## start
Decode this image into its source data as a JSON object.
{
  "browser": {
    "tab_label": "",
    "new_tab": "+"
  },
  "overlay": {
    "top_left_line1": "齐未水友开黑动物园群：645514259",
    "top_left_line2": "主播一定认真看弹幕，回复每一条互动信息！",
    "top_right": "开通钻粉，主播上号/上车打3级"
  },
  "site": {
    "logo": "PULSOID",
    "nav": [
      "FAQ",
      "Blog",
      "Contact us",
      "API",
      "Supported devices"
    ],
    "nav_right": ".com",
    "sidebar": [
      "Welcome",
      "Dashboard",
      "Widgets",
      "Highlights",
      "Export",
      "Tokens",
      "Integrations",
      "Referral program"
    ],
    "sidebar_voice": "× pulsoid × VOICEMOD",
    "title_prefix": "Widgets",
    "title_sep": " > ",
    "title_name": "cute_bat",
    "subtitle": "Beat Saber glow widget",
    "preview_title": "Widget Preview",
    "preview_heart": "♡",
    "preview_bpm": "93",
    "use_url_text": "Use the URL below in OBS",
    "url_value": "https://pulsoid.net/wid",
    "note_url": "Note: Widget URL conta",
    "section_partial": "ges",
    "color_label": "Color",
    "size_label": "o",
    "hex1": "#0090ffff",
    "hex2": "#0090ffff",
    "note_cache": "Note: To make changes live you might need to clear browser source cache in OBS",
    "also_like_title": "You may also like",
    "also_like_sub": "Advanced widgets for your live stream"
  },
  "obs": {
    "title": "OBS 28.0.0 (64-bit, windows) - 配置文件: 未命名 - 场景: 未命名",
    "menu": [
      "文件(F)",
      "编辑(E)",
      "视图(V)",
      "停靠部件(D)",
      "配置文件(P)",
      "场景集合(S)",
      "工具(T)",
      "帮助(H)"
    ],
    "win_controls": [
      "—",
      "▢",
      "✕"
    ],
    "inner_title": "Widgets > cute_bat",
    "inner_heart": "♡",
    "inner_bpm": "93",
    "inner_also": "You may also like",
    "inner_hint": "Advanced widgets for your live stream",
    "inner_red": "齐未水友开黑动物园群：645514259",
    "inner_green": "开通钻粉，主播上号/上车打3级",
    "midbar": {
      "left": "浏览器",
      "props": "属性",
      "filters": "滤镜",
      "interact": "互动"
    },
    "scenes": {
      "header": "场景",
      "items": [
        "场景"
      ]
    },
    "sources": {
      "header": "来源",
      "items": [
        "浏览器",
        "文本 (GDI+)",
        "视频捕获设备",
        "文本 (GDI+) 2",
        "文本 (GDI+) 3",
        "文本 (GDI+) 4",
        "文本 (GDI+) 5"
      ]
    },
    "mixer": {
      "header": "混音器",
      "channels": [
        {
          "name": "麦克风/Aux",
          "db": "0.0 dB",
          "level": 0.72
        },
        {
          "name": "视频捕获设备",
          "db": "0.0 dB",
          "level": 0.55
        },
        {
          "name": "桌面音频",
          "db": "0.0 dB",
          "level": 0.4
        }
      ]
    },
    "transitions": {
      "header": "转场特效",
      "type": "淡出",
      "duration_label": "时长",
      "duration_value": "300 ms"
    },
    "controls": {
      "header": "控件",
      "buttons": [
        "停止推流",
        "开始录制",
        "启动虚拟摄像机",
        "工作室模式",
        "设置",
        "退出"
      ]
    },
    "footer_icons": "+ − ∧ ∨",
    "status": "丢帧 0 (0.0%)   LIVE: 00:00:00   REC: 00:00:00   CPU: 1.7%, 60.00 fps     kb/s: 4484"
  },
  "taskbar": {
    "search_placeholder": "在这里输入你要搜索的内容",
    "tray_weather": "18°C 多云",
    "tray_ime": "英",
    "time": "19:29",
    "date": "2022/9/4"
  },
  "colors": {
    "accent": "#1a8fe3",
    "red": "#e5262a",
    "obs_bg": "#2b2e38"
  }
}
## end
:: What needs to be done ::
Repeat the data in its entirety, character for character.

:: Task result ::
Decode this image into its source data as a JSON object.
{
  "browser": {
    "tab_label": "",
    "new_tab": "+"
  },
  "overlay": {
    "top_left_line1": "齐未水友开黑动物园群：645514259",
    "top_left_line2": "主播一定认真看弹幕，回复每一条互动信息！",
    "top_right": "开通钻粉，主播上号/上车打3级"
  },
  "site": {
    "logo": "PULSOID",
    "nav": [
      "FAQ",
      "Blog",
      "Contact us",
      "API",
      "Supported devices"
    ],
    "nav_right": ".com",
    "sidebar": [
      "Welcome",
      "Dashboard",
      "Widgets",
      "Highlights",
      "Export",
      "Tokens",
      "Integrations",
      "Referral program"
    ],
    "sidebar_voice": "× pulsoid × VOICEMOD",
    "title_prefix": "Widgets",
    "title_sep": " > ",
    "title_name": "cute_bat",
    "subtitle": "Beat Saber glow widget",
    "preview_title": "Widget Preview",
    "preview_heart": "♡",
    "preview_bpm": "93",
    "use_url_text": "Use the URL below in OBS",
    "url_value": "https://pulsoid.net/wid",
    "note_url": "Note: Widget URL conta",
    "section_partial": "ges",
    "color_label": "Color",
    "size_label": "o",
    "hex1": "#0090ffff",
    "hex2": "#0090ffff",
    "note_cache": "Note: To make changes live you might need to clear browser source cache in OBS",
    "also_like_title": "You may also like",
    "also_like_sub": "Advanced widgets for your live stream"
  },
  "obs": {
    "title": "OBS 28.0.0 (64-bit, windows) - 配置文件: 未命名 - 场景: 未命名",
    "menu": [
      "文件(F)",
      "编辑(E)",
      "视图(V)",
      "停靠部件(D)",
      "配置文件(P)",
      "场景集合(S)",
      "工具(T)",
      "帮助(H)"
    ],
    "win_controls": [
      "—",
      "▢",
      "✕"
    ],
    "inner_title": "Widgets > cute_bat",
    "inner_heart": "♡",
    "inner_bpm": "93",
    "inner_also": "You may also like",
    "inner_hint": "Advanced widgets for your live stream",
    "inner_red": "齐未水友开黑动物园群：645514259",
    "inner_green": "开通钻粉，主播上号/上车打3级",
    "midbar": {
      "left": "浏览器",
      "props": "属性",
      "filters": "滤镜",
      "interact": "互动"
    },
    "scenes": {
      "header": "场景",
      "items": [
        "场景"
      ]
    },
    "sources": {
      "header": "来源",
      "items": [
        "浏览器",
        "文本 (GDI+)",
        "视频捕获设备",
        "文本 (GDI+) 2",
        "文本 (GDI+) 3",
        "文本 (GDI+) 4",
        "文本 (GDI+) 5"
      ]
    },
    "mixer": {
      "header": "混音器",
      "channels": [
        {
          "name": "麦克风/Aux",
          "db": "0.0 dB",
          "level": 0.72
        },
        {
          "name": "视频捕获设备",
          "db": "0.0 dB",
          "level": 0.55
        },
        {
          "name": "桌面音频",
          "db": "0.0 dB",
          "level": 0.4
        }
      ]
    },
    "transitions": {
      "header": "转场特效",
      "type": "淡出",
      "duration_label": "时长",
      "duration_value": "300 ms"
    },
    "controls": {
      "header": "控件",
      "buttons": [
        "停止推流",
        "开始录制",
        "启动虚拟摄像机",
        "工作室模式",
        "设置",
        "退出"
      ]
    },
    "footer_icons": "+ − ∧ ∨",
    "status": "丢帧 0 (0.0%)   LIVE: 00:00:00   REC: 00:00:00   CPU: 1.7%, 60.00 fps     kb/s: 4484"
  },
  "taskbar": {
    "search_placeholder": "在这里输入你要搜索的内容",
    "tray_weather": "18°C 多云",
    "tray_ime": "英",
    "time": "19:29",
    "date": "2022/9/4"
  },
  "colors": {
    "accent": "#1a8fe3",
    "red": "#e5262a",
    "obs_bg": "#2b2e38"
  }
}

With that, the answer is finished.